── Supplied records ──

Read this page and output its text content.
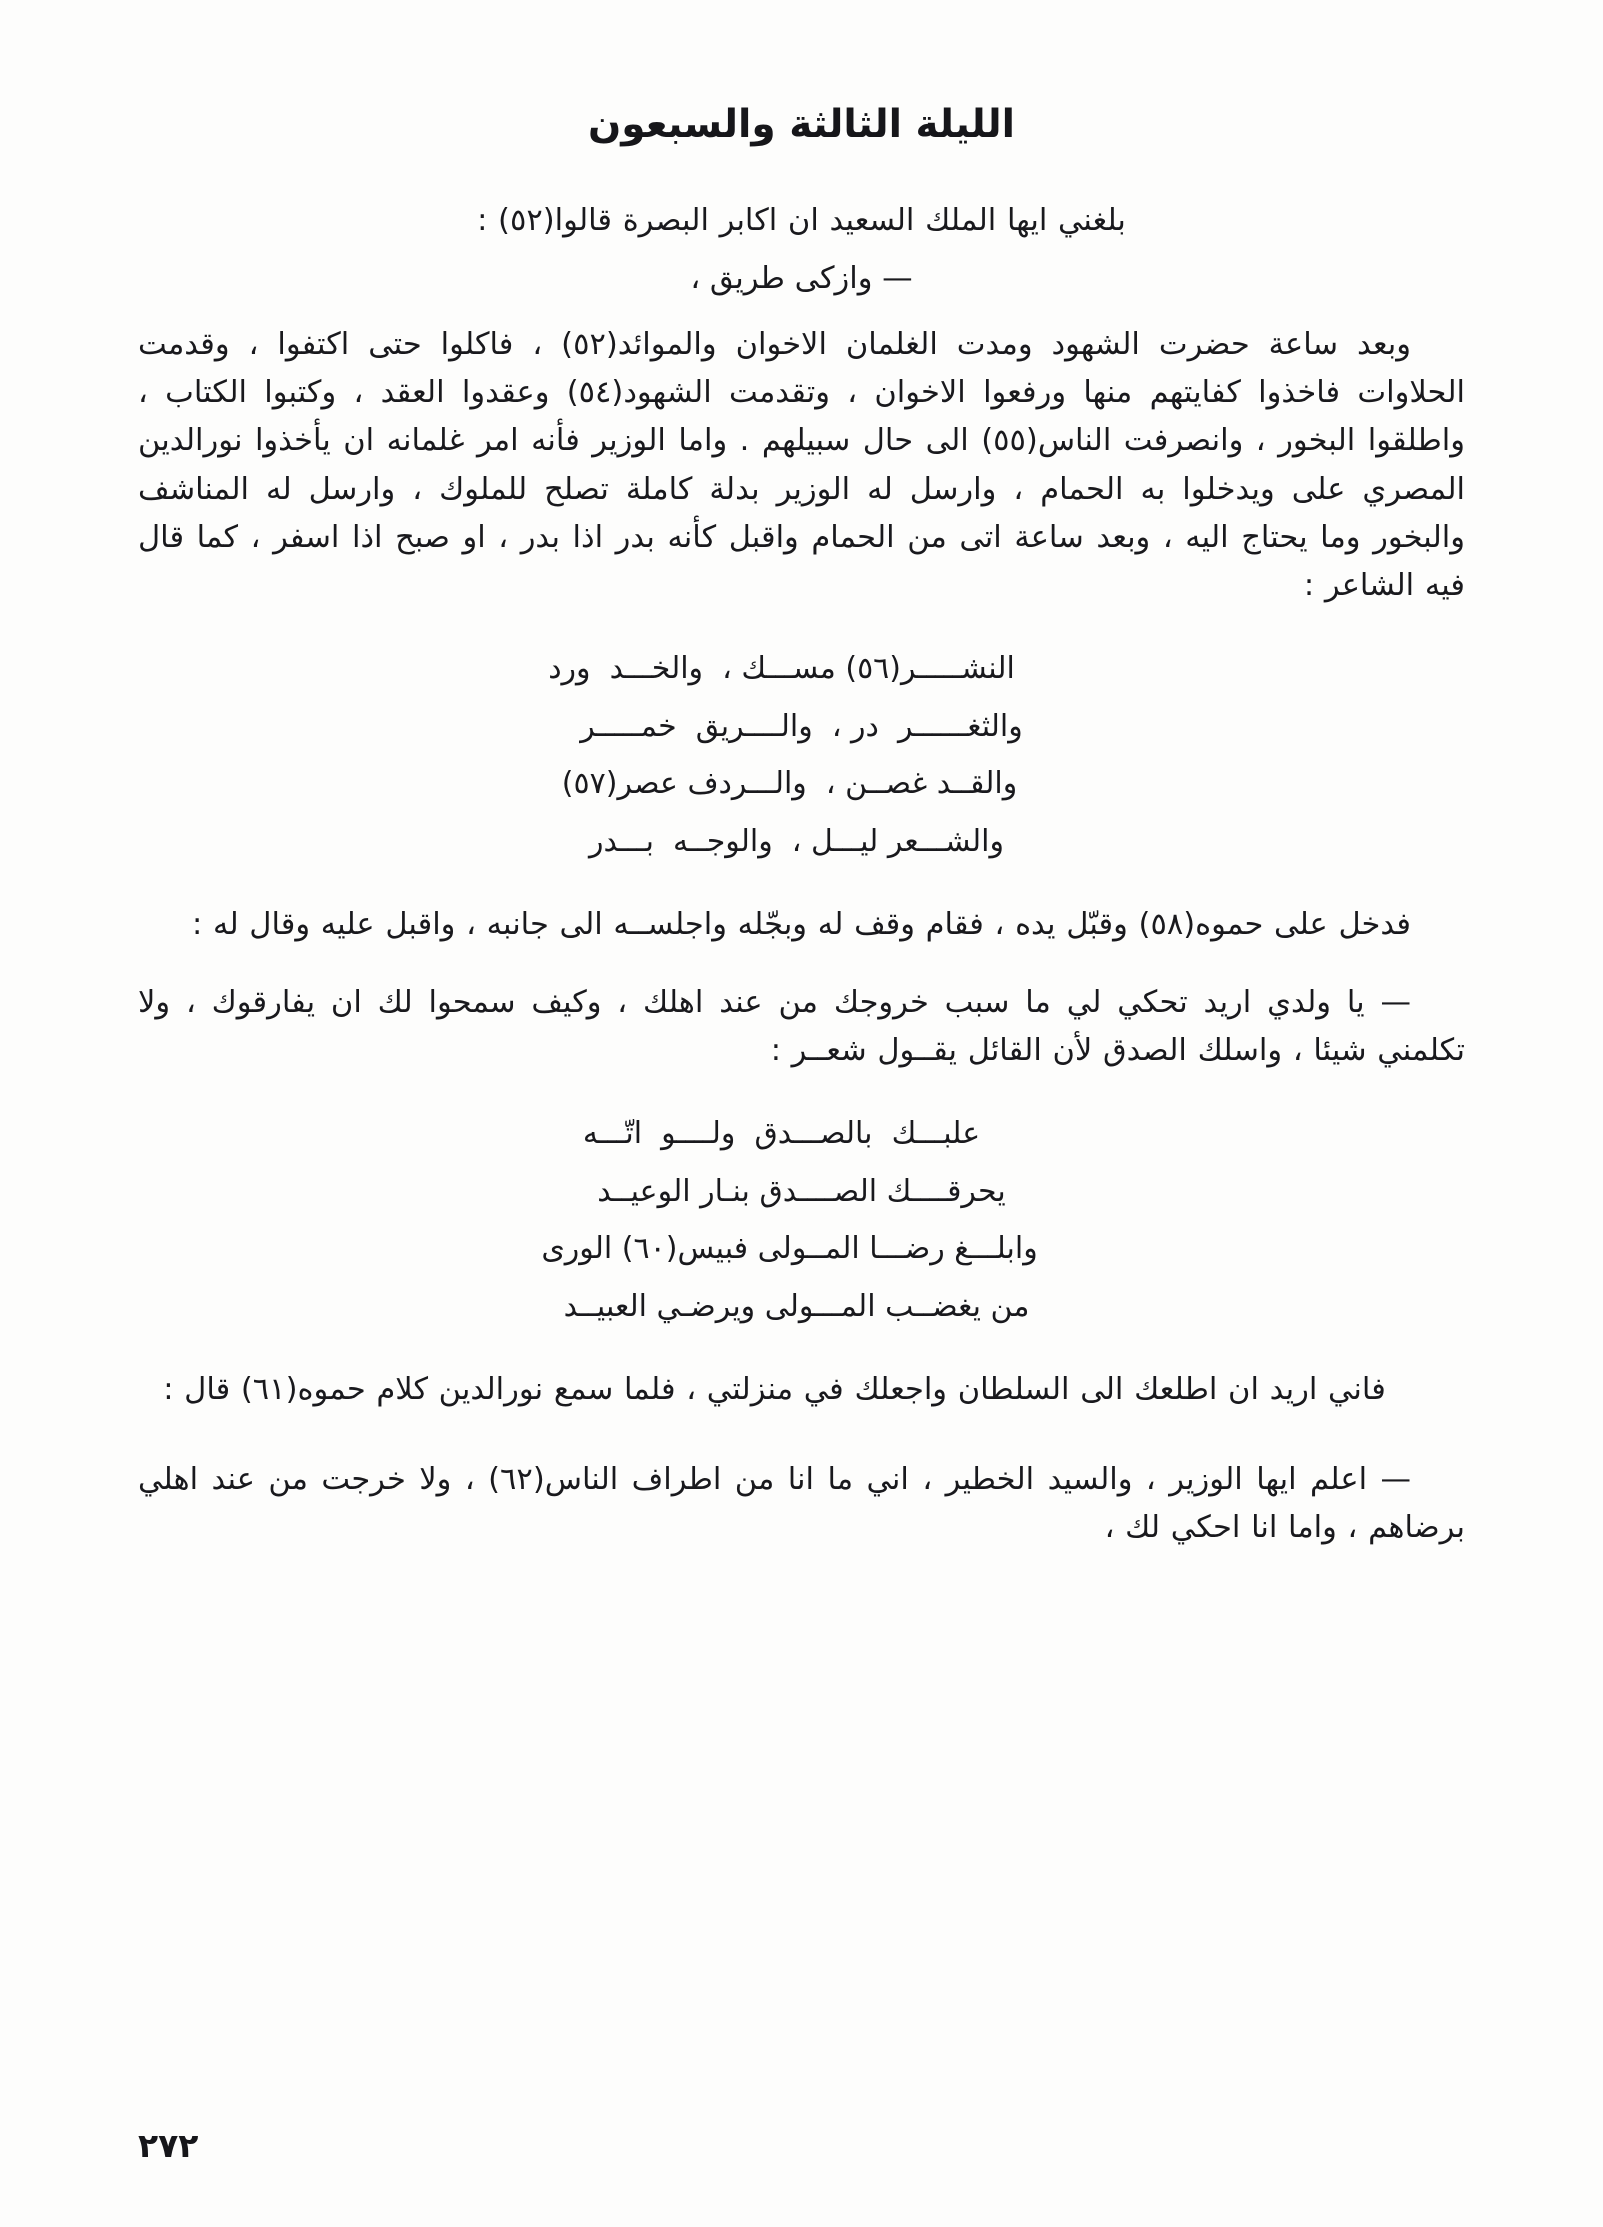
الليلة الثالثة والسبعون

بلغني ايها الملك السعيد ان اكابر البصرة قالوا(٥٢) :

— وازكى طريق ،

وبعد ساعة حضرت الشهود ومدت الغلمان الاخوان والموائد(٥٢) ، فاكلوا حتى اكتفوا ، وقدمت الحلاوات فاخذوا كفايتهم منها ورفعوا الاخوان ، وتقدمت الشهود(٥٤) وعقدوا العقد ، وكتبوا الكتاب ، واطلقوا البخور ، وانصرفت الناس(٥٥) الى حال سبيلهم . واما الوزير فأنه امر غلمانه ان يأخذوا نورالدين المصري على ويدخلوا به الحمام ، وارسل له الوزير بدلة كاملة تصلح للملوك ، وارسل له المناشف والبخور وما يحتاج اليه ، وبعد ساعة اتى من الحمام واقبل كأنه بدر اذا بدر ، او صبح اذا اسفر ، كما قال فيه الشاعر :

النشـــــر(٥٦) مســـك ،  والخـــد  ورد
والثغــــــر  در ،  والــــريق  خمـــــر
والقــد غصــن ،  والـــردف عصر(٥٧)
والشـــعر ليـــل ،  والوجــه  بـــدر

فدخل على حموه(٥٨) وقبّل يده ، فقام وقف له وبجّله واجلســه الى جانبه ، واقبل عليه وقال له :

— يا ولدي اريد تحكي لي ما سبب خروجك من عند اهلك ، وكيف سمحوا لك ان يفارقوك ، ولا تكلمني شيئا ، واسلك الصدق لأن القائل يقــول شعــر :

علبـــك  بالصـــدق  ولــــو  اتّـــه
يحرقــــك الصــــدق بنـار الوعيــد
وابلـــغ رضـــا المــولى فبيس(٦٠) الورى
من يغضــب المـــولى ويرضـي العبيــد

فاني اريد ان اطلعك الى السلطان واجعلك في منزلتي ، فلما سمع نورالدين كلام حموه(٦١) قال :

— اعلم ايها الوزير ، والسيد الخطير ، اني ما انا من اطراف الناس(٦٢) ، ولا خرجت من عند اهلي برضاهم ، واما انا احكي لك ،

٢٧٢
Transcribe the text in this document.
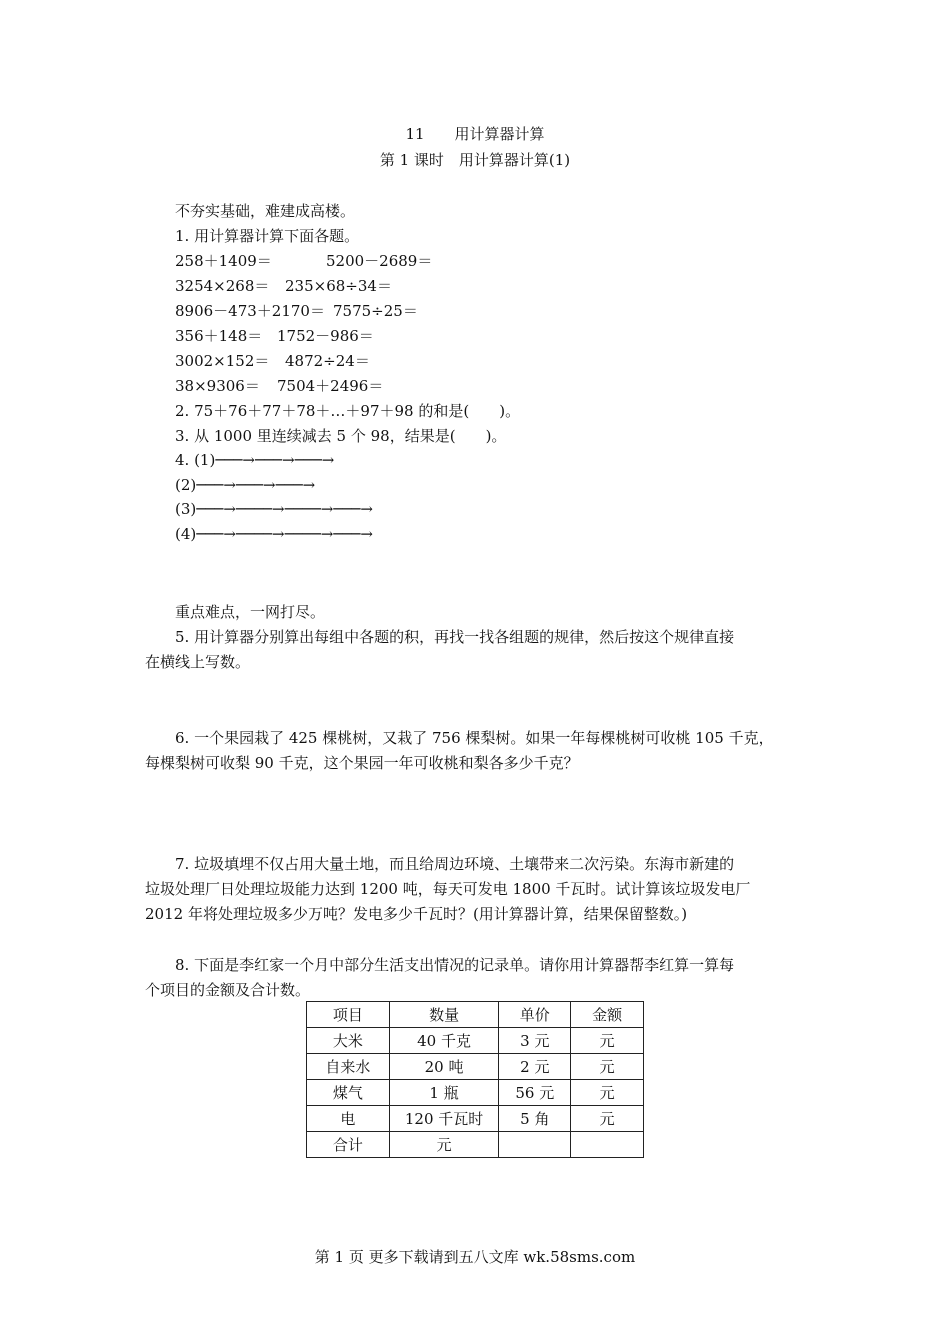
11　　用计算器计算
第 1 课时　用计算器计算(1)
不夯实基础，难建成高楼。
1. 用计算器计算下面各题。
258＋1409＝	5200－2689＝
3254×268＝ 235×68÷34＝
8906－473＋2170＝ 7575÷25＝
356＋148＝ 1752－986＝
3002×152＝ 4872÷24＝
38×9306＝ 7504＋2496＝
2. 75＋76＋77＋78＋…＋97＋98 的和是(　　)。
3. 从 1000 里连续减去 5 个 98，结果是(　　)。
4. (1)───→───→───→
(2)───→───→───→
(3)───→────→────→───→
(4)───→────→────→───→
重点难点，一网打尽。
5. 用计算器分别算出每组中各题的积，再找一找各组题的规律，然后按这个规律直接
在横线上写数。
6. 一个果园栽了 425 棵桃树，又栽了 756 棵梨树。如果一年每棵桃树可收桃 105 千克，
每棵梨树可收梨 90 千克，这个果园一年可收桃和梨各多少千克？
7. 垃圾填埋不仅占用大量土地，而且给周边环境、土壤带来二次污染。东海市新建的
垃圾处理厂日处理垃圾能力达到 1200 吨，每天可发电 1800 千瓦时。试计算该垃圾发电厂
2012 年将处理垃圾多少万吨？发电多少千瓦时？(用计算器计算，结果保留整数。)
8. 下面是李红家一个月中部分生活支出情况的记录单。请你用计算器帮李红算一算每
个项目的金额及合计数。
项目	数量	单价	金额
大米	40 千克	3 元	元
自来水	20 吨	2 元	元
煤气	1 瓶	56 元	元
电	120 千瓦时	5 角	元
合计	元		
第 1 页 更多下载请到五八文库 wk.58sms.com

───

# Exercise prompt
The entries above are to be returned exactly, without their pictures.

# Output for this task
Read this page and output its text content.
الليلة الثالثة والسبعون

بلغني ايها الملك السعيد ان اكابر البصرة قالوا(٥٢) :

— وازكى طريق ،

وبعد ساعة حضرت الشهود ومدت الغلمان الاخوان والموائد(٥٢) ، فاكلوا حتى اكتفوا ، وقدمت الحلاوات فاخذوا كفايتهم منها ورفعوا الاخوان ، وتقدمت الشهود(٥٤) وعقدوا العقد ، وكتبوا الكتاب ، واطلقوا البخور ، وانصرفت الناس(٥٥) الى حال سبيلهم . واما الوزير فأنه امر غلمانه ان يأخذوا نورالدين المصري على ويدخلوا به الحمام ، وارسل له الوزير بدلة كاملة تصلح للملوك ، وارسل له المناشف والبخور وما يحتاج اليه ، وبعد ساعة اتى من الحمام واقبل كأنه بدر اذا بدر ، او صبح اذا اسفر ، كما قال فيه الشاعر :

النشـــــر(٥٦) مســـك ،  والخـــد  ورد
والثغــــــر  در ،  والــــريق  خمـــــر
والقــد غصــن ،  والـــردف عصر(٥٧)
والشـــعر ليـــل ،  والوجــه  بـــدر

فدخل على حموه(٥٨) وقبّل يده ، فقام وقف له وبجّله واجلســه الى جانبه ، واقبل عليه وقال له :

— يا ولدي اريد تحكي لي ما سبب خروجك من عند اهلك ، وكيف سمحوا لك ان يفارقوك ، ولا تكلمني شيئا ، واسلك الصدق لأن القائل يقــول شعــر :

علبـــك  بالصـــدق  ولــــو  اتّـــه
يحرقــــك الصــــدق بنـار الوعيــد
وابلـــغ رضـــا المــولى فبيس(٦٠) الورى
من يغضــب المـــولى ويرضـي العبيــد

فاني اريد ان اطلعك الى السلطان واجعلك في منزلتي ، فلما سمع نورالدين كلام حموه(٦١) قال :

— اعلم ايها الوزير ، والسيد الخطير ، اني ما انا من اطراف الناس(٦٢) ، ولا خرجت من عند اهلي برضاهم ، واما انا احكي لك ،

٢٧٢
Transcribe the text in this document.
11　　用计算器计算
第 1 课时　用计算器计算(1)
不夯实基础，难建成高楼。
1. 用计算器计算下面各题。
258＋1409＝	5200－2689＝
3254×268＝ 235×68÷34＝
8906－473＋2170＝ 7575÷25＝
356＋148＝ 1752－986＝
3002×152＝ 4872÷24＝
38×9306＝ 7504＋2496＝
2. 75＋76＋77＋78＋…＋97＋98 的和是(　　)。
3. 从 1000 里连续减去 5 个 98，结果是(　　)。
4. (1)───→───→───→
(2)───→───→───→
(3)───→────→────→───→
(4)───→────→────→───→
重点难点，一网打尽。
5. 用计算器分别算出每组中各题的积，再找一找各组题的规律，然后按这个规律直接
在横线上写数。
6. 一个果园栽了 425 棵桃树，又栽了 756 棵梨树。如果一年每棵桃树可收桃 105 千克，
每棵梨树可收梨 90 千克，这个果园一年可收桃和梨各多少千克？
7. 垃圾填埋不仅占用大量土地，而且给周边环境、土壤带来二次污染。东海市新建的
垃圾处理厂日处理垃圾能力达到 1200 吨，每天可发电 1800 千瓦时。试计算该垃圾发电厂
2012 年将处理垃圾多少万吨？发电多少千瓦时？(用计算器计算，结果保留整数。)
8. 下面是李红家一个月中部分生活支出情况的记录单。请你用计算器帮李红算一算每
个项目的金额及合计数。
项目	数量	单价	金额
大米	40 千克	3 元	元
自来水	20 吨	2 元	元
煤气	1 瓶	56 元	元
电	120 千瓦时	5 角	元
合计	元		
第 1 页 更多下载请到五八文库 wk.58sms.com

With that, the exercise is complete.